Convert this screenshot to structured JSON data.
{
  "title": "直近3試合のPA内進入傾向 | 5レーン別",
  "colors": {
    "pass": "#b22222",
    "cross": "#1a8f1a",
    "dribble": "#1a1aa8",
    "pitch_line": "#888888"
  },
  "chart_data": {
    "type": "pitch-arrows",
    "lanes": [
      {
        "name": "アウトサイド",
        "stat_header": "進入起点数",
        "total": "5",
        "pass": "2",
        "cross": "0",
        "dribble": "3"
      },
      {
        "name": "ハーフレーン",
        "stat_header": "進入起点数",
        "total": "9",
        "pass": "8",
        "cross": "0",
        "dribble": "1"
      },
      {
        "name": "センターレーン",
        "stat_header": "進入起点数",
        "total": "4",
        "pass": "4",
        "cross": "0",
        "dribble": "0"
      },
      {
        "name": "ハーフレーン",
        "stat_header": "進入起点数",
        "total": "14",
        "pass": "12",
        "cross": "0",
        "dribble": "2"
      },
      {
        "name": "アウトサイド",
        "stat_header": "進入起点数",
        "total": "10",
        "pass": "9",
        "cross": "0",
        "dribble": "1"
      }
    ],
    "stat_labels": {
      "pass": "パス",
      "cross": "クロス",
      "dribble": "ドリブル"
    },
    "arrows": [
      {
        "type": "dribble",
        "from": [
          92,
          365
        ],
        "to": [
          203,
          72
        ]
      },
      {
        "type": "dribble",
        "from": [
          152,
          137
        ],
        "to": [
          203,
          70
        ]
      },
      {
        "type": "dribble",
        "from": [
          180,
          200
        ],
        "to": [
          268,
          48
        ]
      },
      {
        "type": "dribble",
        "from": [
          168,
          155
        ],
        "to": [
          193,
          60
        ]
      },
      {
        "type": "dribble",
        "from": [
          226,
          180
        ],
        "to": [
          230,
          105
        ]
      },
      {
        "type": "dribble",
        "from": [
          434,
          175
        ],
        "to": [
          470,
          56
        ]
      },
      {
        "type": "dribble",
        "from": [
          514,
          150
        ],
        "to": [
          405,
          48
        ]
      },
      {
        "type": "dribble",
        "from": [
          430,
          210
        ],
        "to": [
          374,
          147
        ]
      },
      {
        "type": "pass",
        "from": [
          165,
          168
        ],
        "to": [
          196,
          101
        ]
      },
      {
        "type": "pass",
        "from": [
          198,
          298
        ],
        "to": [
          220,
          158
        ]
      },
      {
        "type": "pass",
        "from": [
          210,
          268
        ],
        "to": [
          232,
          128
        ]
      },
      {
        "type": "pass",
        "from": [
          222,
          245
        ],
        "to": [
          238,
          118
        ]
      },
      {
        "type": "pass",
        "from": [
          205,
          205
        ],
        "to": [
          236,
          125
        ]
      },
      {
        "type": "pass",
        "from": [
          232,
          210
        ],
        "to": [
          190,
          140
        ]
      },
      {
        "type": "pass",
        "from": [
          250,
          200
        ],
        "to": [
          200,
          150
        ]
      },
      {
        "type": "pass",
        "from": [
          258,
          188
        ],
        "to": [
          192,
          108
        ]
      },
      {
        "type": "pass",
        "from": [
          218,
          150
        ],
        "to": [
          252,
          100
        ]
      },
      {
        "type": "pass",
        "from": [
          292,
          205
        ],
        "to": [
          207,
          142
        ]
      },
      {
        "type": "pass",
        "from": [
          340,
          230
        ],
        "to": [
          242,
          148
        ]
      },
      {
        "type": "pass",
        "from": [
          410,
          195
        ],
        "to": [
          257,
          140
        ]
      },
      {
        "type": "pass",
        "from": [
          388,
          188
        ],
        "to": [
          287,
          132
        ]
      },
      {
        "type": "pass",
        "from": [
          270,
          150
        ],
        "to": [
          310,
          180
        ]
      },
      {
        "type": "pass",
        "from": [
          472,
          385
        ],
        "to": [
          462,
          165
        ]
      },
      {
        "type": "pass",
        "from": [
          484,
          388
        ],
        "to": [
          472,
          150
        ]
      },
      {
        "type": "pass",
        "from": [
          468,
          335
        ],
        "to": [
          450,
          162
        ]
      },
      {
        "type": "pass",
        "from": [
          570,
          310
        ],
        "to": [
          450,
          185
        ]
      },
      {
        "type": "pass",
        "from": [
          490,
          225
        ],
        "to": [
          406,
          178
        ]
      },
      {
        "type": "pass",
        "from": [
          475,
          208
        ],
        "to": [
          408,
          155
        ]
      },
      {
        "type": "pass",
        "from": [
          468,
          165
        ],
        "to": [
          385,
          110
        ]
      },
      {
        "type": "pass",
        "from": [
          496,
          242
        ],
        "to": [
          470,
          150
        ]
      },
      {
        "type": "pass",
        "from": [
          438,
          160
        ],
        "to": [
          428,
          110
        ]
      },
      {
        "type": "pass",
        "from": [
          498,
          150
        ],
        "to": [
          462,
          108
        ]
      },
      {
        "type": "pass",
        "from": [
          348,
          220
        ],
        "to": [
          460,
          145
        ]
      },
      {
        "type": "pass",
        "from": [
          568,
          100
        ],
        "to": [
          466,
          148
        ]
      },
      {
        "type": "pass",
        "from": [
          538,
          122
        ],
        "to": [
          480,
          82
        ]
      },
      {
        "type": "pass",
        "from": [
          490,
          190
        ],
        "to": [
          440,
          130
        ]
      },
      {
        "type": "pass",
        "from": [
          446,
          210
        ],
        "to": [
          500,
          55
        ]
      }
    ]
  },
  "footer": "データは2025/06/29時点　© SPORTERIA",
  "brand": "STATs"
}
- - -
■ **The task**:
Retype the listing. Match it exactly.

■ **Solution to the problem**:
Convert this screenshot to structured JSON data.
{
  "title": "直近3試合のPA内進入傾向 | 5レーン別",
  "colors": {
    "pass": "#b22222",
    "cross": "#1a8f1a",
    "dribble": "#1a1aa8",
    "pitch_line": "#888888"
  },
  "chart_data": {
    "type": "pitch-arrows",
    "lanes": [
      {
        "name": "アウトサイド",
        "stat_header": "進入起点数",
        "total": "5",
        "pass": "2",
        "cross": "0",
        "dribble": "3"
      },
      {
        "name": "ハーフレーン",
        "stat_header": "進入起点数",
        "total": "9",
        "pass": "8",
        "cross": "0",
        "dribble": "1"
      },
      {
        "name": "センターレーン",
        "stat_header": "進入起点数",
        "total": "4",
        "pass": "4",
        "cross": "0",
        "dribble": "0"
      },
      {
        "name": "ハーフレーン",
        "stat_header": "進入起点数",
        "total": "14",
        "pass": "12",
        "cross": "0",
        "dribble": "2"
      },
      {
        "name": "アウトサイド",
        "stat_header": "進入起点数",
        "total": "10",
        "pass": "9",
        "cross": "0",
        "dribble": "1"
      }
    ],
    "stat_labels": {
      "pass": "パス",
      "cross": "クロス",
      "dribble": "ドリブル"
    },
    "arrows": [
      {
        "type": "dribble",
        "from": [
          92,
          365
        ],
        "to": [
          203,
          72
        ]
      },
      {
        "type": "dribble",
        "from": [
          152,
          137
        ],
        "to": [
          203,
          70
        ]
      },
      {
        "type": "dribble",
        "from": [
          180,
          200
        ],
        "to": [
          268,
          48
        ]
      },
      {
        "type": "dribble",
        "from": [
          168,
          155
        ],
        "to": [
          193,
          60
        ]
      },
      {
        "type": "dribble",
        "from": [
          226,
          180
        ],
        "to": [
          230,
          105
        ]
      },
      {
        "type": "dribble",
        "from": [
          434,
          175
        ],
        "to": [
          470,
          56
        ]
      },
      {
        "type": "dribble",
        "from": [
          514,
          150
        ],
        "to": [
          405,
          48
        ]
      },
      {
        "type": "dribble",
        "from": [
          430,
          210
        ],
        "to": [
          374,
          147
        ]
      },
      {
        "type": "pass",
        "from": [
          165,
          168
        ],
        "to": [
          196,
          101
        ]
      },
      {
        "type": "pass",
        "from": [
          198,
          298
        ],
        "to": [
          220,
          158
        ]
      },
      {
        "type": "pass",
        "from": [
          210,
          268
        ],
        "to": [
          232,
          128
        ]
      },
      {
        "type": "pass",
        "from": [
          222,
          245
        ],
        "to": [
          238,
          118
        ]
      },
      {
        "type": "pass",
        "from": [
          205,
          205
        ],
        "to": [
          236,
          125
        ]
      },
      {
        "type": "pass",
        "from": [
          232,
          210
        ],
        "to": [
          190,
          140
        ]
      },
      {
        "type": "pass",
        "from": [
          250,
          200
        ],
        "to": [
          200,
          150
        ]
      },
      {
        "type": "pass",
        "from": [
          258,
          188
        ],
        "to": [
          192,
          108
        ]
      },
      {
        "type": "pass",
        "from": [
          218,
          150
        ],
        "to": [
          252,
          100
        ]
      },
      {
        "type": "pass",
        "from": [
          292,
          205
        ],
        "to": [
          207,
          142
        ]
      },
      {
        "type": "pass",
        "from": [
          340,
          230
        ],
        "to": [
          242,
          148
        ]
      },
      {
        "type": "pass",
        "from": [
          410,
          195
        ],
        "to": [
          257,
          140
        ]
      },
      {
        "type": "pass",
        "from": [
          388,
          188
        ],
        "to": [
          287,
          132
        ]
      },
      {
        "type": "pass",
        "from": [
          270,
          150
        ],
        "to": [
          310,
          180
        ]
      },
      {
        "type": "pass",
        "from": [
          472,
          385
        ],
        "to": [
          462,
          165
        ]
      },
      {
        "type": "pass",
        "from": [
          484,
          388
        ],
        "to": [
          472,
          150
        ]
      },
      {
        "type": "pass",
        "from": [
          468,
          335
        ],
        "to": [
          450,
          162
        ]
      },
      {
        "type": "pass",
        "from": [
          570,
          310
        ],
        "to": [
          450,
          185
        ]
      },
      {
        "type": "pass",
        "from": [
          490,
          225
        ],
        "to": [
          406,
          178
        ]
      },
      {
        "type": "pass",
        "from": [
          475,
          208
        ],
        "to": [
          408,
          155
        ]
      },
      {
        "type": "pass",
        "from": [
          468,
          165
        ],
        "to": [
          385,
          110
        ]
      },
      {
        "type": "pass",
        "from": [
          496,
          242
        ],
        "to": [
          470,
          150
        ]
      },
      {
        "type": "pass",
        "from": [
          438,
          160
        ],
        "to": [
          428,
          110
        ]
      },
      {
        "type": "pass",
        "from": [
          498,
          150
        ],
        "to": [
          462,
          108
        ]
      },
      {
        "type": "pass",
        "from": [
          348,
          220
        ],
        "to": [
          460,
          145
        ]
      },
      {
        "type": "pass",
        "from": [
          568,
          100
        ],
        "to": [
          466,
          148
        ]
      },
      {
        "type": "pass",
        "from": [
          538,
          122
        ],
        "to": [
          480,
          82
        ]
      },
      {
        "type": "pass",
        "from": [
          490,
          190
        ],
        "to": [
          440,
          130
        ]
      },
      {
        "type": "pass",
        "from": [
          446,
          210
        ],
        "to": [
          500,
          55
        ]
      }
    ]
  },
  "footer": "データは2025/06/29時点　© SPORTERIA",
  "brand": "STATs"
}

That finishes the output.